(Saved data entries)
• • • •
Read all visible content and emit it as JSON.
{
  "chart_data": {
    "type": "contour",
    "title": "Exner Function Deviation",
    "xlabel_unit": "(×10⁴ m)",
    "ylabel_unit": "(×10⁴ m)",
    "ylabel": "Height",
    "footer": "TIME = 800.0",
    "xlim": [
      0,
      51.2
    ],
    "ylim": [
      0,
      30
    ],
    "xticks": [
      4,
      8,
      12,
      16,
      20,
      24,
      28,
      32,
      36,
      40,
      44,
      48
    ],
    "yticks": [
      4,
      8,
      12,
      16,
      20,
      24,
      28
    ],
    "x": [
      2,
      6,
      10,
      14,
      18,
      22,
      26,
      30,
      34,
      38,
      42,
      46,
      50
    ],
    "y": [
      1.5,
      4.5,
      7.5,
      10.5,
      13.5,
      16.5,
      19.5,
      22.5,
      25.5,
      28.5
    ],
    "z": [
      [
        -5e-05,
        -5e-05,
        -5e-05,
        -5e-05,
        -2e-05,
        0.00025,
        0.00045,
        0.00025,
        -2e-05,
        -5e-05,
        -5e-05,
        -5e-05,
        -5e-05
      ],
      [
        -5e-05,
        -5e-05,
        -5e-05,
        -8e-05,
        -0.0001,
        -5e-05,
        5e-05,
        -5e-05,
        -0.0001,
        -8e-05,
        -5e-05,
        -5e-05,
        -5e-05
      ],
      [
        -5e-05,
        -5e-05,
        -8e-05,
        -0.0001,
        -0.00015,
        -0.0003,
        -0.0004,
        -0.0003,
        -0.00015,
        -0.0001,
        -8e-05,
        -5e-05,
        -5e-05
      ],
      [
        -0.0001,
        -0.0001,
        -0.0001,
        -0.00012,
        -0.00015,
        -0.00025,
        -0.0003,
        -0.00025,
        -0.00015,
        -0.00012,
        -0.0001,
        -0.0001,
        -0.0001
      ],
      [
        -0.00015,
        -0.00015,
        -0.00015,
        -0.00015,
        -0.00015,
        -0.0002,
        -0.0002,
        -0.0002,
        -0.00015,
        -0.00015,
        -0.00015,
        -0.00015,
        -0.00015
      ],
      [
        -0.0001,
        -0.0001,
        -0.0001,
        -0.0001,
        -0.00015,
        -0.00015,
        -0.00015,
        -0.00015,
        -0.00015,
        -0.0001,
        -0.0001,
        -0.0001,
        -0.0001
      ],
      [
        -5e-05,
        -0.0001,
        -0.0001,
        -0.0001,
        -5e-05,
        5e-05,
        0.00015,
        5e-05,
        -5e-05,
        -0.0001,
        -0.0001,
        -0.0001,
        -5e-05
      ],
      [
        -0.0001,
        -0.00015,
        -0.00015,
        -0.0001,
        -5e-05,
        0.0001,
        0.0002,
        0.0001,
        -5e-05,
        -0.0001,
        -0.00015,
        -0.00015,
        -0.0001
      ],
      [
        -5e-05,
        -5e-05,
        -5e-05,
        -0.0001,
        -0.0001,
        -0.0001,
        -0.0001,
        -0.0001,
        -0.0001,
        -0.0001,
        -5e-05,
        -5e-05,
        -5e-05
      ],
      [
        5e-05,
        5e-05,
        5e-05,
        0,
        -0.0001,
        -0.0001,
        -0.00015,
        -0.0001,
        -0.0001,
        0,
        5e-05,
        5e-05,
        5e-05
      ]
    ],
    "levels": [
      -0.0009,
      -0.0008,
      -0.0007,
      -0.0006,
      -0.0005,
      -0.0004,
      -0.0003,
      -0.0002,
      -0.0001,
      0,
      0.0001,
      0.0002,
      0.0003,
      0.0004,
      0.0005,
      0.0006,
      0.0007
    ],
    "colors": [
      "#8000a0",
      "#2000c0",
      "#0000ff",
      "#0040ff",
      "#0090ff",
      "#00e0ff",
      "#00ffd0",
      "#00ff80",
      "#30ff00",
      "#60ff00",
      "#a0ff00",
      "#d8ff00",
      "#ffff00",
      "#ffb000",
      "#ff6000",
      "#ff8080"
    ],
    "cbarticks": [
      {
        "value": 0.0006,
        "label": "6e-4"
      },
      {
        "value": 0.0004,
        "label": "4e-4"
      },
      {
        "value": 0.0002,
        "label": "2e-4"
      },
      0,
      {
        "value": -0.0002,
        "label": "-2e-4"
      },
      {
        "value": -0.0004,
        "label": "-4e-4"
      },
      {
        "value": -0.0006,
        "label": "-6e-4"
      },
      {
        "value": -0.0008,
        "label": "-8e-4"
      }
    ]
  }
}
• • • •
THE EXERCISE:
Return the whole listing exactly.

CORRECT OUTPUT:
Read all visible content and emit it as JSON.
{
  "chart_data": {
    "type": "contour",
    "title": "Exner Function Deviation",
    "xlabel_unit": "(×10⁴ m)",
    "ylabel_unit": "(×10⁴ m)",
    "ylabel": "Height",
    "footer": "TIME = 800.0",
    "xlim": [
      0,
      51.2
    ],
    "ylim": [
      0,
      30
    ],
    "xticks": [
      4,
      8,
      12,
      16,
      20,
      24,
      28,
      32,
      36,
      40,
      44,
      48
    ],
    "yticks": [
      4,
      8,
      12,
      16,
      20,
      24,
      28
    ],
    "x": [
      2,
      6,
      10,
      14,
      18,
      22,
      26,
      30,
      34,
      38,
      42,
      46,
      50
    ],
    "y": [
      1.5,
      4.5,
      7.5,
      10.5,
      13.5,
      16.5,
      19.5,
      22.5,
      25.5,
      28.5
    ],
    "z": [
      [
        -5e-05,
        -5e-05,
        -5e-05,
        -5e-05,
        -2e-05,
        0.00025,
        0.00045,
        0.00025,
        -2e-05,
        -5e-05,
        -5e-05,
        -5e-05,
        -5e-05
      ],
      [
        -5e-05,
        -5e-05,
        -5e-05,
        -8e-05,
        -0.0001,
        -5e-05,
        5e-05,
        -5e-05,
        -0.0001,
        -8e-05,
        -5e-05,
        -5e-05,
        -5e-05
      ],
      [
        -5e-05,
        -5e-05,
        -8e-05,
        -0.0001,
        -0.00015,
        -0.0003,
        -0.0004,
        -0.0003,
        -0.00015,
        -0.0001,
        -8e-05,
        -5e-05,
        -5e-05
      ],
      [
        -0.0001,
        -0.0001,
        -0.0001,
        -0.00012,
        -0.00015,
        -0.00025,
        -0.0003,
        -0.00025,
        -0.00015,
        -0.00012,
        -0.0001,
        -0.0001,
        -0.0001
      ],
      [
        -0.00015,
        -0.00015,
        -0.00015,
        -0.00015,
        -0.00015,
        -0.0002,
        -0.0002,
        -0.0002,
        -0.00015,
        -0.00015,
        -0.00015,
        -0.00015,
        -0.00015
      ],
      [
        -0.0001,
        -0.0001,
        -0.0001,
        -0.0001,
        -0.00015,
        -0.00015,
        -0.00015,
        -0.00015,
        -0.00015,
        -0.0001,
        -0.0001,
        -0.0001,
        -0.0001
      ],
      [
        -5e-05,
        -0.0001,
        -0.0001,
        -0.0001,
        -5e-05,
        5e-05,
        0.00015,
        5e-05,
        -5e-05,
        -0.0001,
        -0.0001,
        -0.0001,
        -5e-05
      ],
      [
        -0.0001,
        -0.00015,
        -0.00015,
        -0.0001,
        -5e-05,
        0.0001,
        0.0002,
        0.0001,
        -5e-05,
        -0.0001,
        -0.00015,
        -0.00015,
        -0.0001
      ],
      [
        -5e-05,
        -5e-05,
        -5e-05,
        -0.0001,
        -0.0001,
        -0.0001,
        -0.0001,
        -0.0001,
        -0.0001,
        -0.0001,
        -5e-05,
        -5e-05,
        -5e-05
      ],
      [
        5e-05,
        5e-05,
        5e-05,
        0,
        -0.0001,
        -0.0001,
        -0.00015,
        -0.0001,
        -0.0001,
        0,
        5e-05,
        5e-05,
        5e-05
      ]
    ],
    "levels": [
      -0.0009,
      -0.0008,
      -0.0007,
      -0.0006,
      -0.0005,
      -0.0004,
      -0.0003,
      -0.0002,
      -0.0001,
      0,
      0.0001,
      0.0002,
      0.0003,
      0.0004,
      0.0005,
      0.0006,
      0.0007
    ],
    "colors": [
      "#8000a0",
      "#2000c0",
      "#0000ff",
      "#0040ff",
      "#0090ff",
      "#00e0ff",
      "#00ffd0",
      "#00ff80",
      "#30ff00",
      "#60ff00",
      "#a0ff00",
      "#d8ff00",
      "#ffff00",
      "#ffb000",
      "#ff6000",
      "#ff8080"
    ],
    "cbarticks": [
      {
        "value": 0.0006,
        "label": "6e-4"
      },
      {
        "value": 0.0004,
        "label": "4e-4"
      },
      {
        "value": 0.0002,
        "label": "2e-4"
      },
      0,
      {
        "value": -0.0002,
        "label": "-2e-4"
      },
      {
        "value": -0.0004,
        "label": "-4e-4"
      },
      {
        "value": -0.0006,
        "label": "-6e-4"
      },
      {
        "value": -0.0008,
        "label": "-8e-4"
      }
    ]
  }
}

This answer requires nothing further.